## Begin INPUT MATERIAL

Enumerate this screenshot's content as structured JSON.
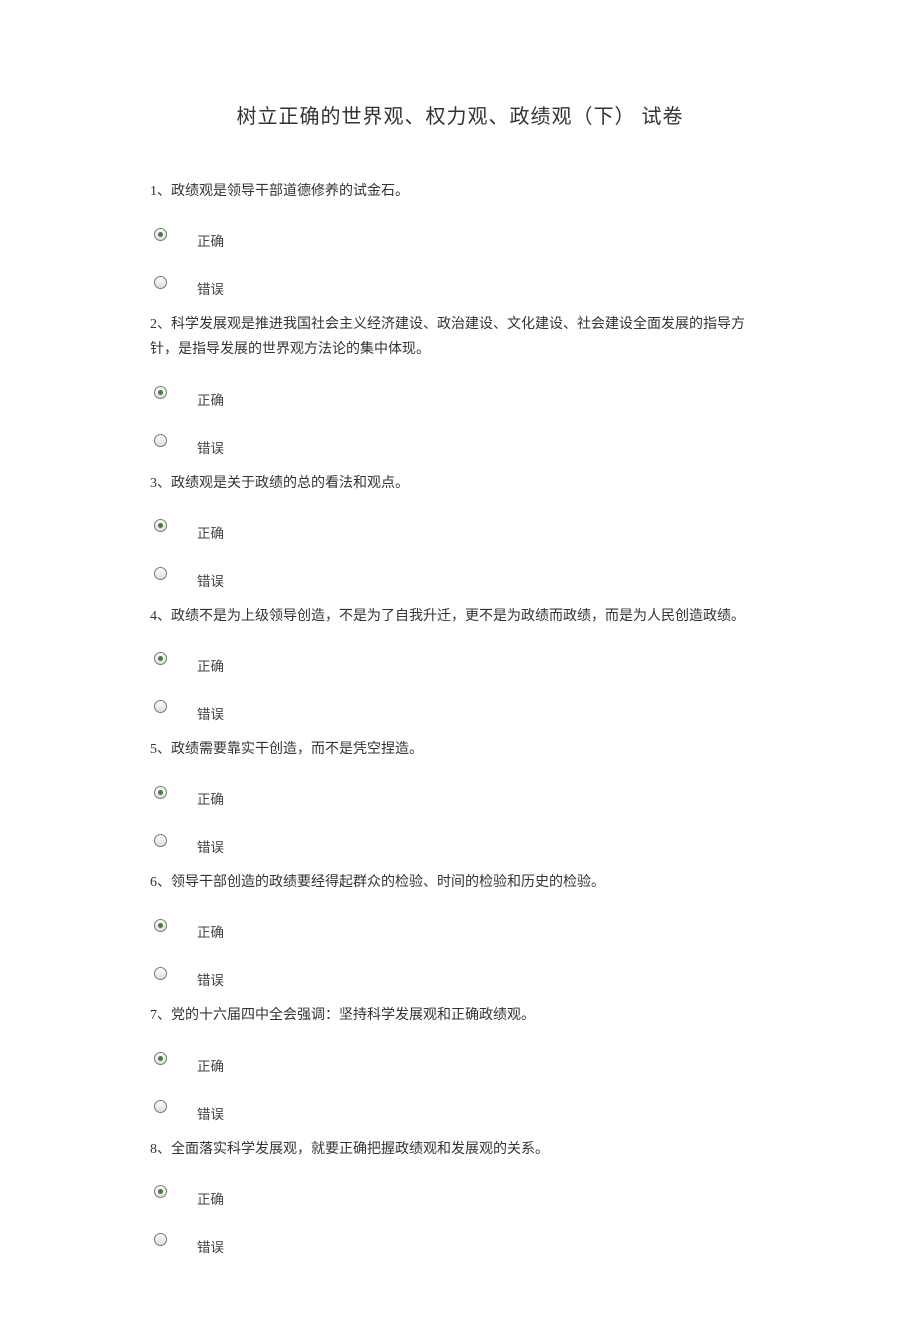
{
  "title": "树立正确的世界观、权力观、政绩观（下）   试卷",
  "option_correct": "正确",
  "option_wrong": "错误",
  "questions": [
    {
      "n": "1",
      "text": "1、政绩观是领导干部道德修养的试金石。",
      "selected": "a"
    },
    {
      "n": "2",
      "text": "2、科学发展观是推进我国社会主义经济建设、政治建设、文化建设、社会建设全面发展的指导方针，是指导发展的世界观方法论的集中体现。",
      "selected": "a"
    },
    {
      "n": "3",
      "text": "3、政绩观是关于政绩的总的看法和观点。",
      "selected": "a"
    },
    {
      "n": "4",
      "text": "4、政绩不是为上级领导创造，不是为了自我升迁，更不是为政绩而政绩，而是为人民创造政绩。",
      "selected": "a"
    },
    {
      "n": "5",
      "text": "5、政绩需要靠实干创造，而不是凭空捏造。",
      "selected": "a"
    },
    {
      "n": "6",
      "text": "6、领导干部创造的政绩要经得起群众的检验、时间的检验和历史的检验。",
      "selected": "a"
    },
    {
      "n": "7",
      "text": "7、党的十六届四中全会强调：坚持科学发展观和正确政绩观。",
      "selected": "a"
    },
    {
      "n": "8",
      "text": "8、全面落实科学发展观，就要正确把握政绩观和发展观的关系。",
      "selected": "a"
    }
  ]
}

## End INPUT MATERIAL

List each line holding the string "text".

> **FINISHED EXERCISE**
      "text": "1、政绩观是领导干部道德修养的试金石。",
      "text": "2、科学发展观是推进我国社会主义经济建设、政治建设、文化建设、社会建设全面发展的指导方针，是指导发展的世界观方法论的集中体现。",
      "text": "3、政绩观是关于政绩的总的看法和观点。",
      "text": "4、政绩不是为上级领导创造，不是为了自我升迁，更不是为政绩而政绩，而是为人民创造政绩。",
      "text": "5、政绩需要靠实干创造，而不是凭空捏造。",
      "text": "6、领导干部创造的政绩要经得起群众的检验、时间的检验和历史的检验。",
      "text": "7、党的十六届四中全会强调：坚持科学发展观和正确政绩观。",
      "text": "8、全面落实科学发展观，就要正确把握政绩观和发展观的关系。",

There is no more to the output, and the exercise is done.